GOAL OF THE EXERCISE: Give back a single number, the count of lines containing the word "bron".

AVAILABLE DATA:
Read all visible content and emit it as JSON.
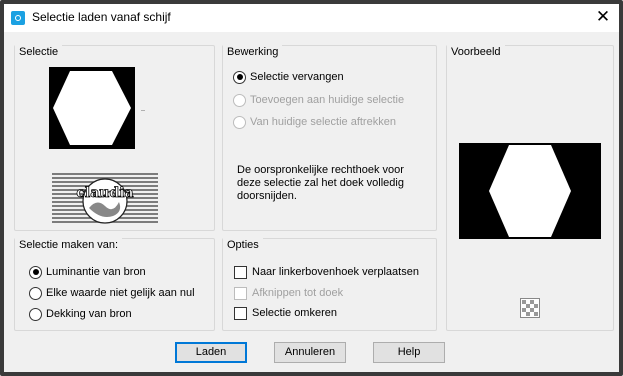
{
  "window": {
    "title": "Selectie laden vanaf schijf",
    "close_label": "✕"
  },
  "selectie": {
    "title": "Selectie",
    "logo_text": "claudia"
  },
  "bewerking": {
    "title": "Bewerking",
    "options": [
      {
        "label": "Selectie vervangen",
        "checked": true,
        "enabled": true
      },
      {
        "label": "Toevoegen aan huidige selectie",
        "checked": false,
        "enabled": false
      },
      {
        "label": "Van huidige selectie aftrekken",
        "checked": false,
        "enabled": false
      }
    ],
    "note": "De oorspronkelijke rechthoek voor deze selectie zal het doek volledig doorsnijden."
  },
  "voorbeeld": {
    "title": "Voorbeeld"
  },
  "maken_van": {
    "title": "Selectie maken van:",
    "options": [
      {
        "label": "Luminantie van bron",
        "checked": true
      },
      {
        "label": "Elke waarde niet gelijk aan nul",
        "checked": false
      },
      {
        "label": "Dekking van bron",
        "checked": false
      }
    ]
  },
  "opties": {
    "title": "Opties",
    "options": [
      {
        "label": "Naar linkerbovenhoek verplaatsen",
        "checked": false,
        "enabled": true
      },
      {
        "label": "Afknippen tot doek",
        "checked": false,
        "enabled": false
      },
      {
        "label": "Selectie omkeren",
        "checked": false,
        "enabled": true
      }
    ]
  },
  "buttons": {
    "load": "Laden",
    "cancel": "Annuleren",
    "help": "Help"
  },
  "colors": {
    "default_button_border": "#0078d7",
    "app_icon": "#1ba1e2"
  },
  "icons": {
    "app": "paint-app-icon",
    "close": "close-icon",
    "preview_toggle": "checkerboard-icon"
  }
}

SOLUTION TO THIS EXERCISE: 2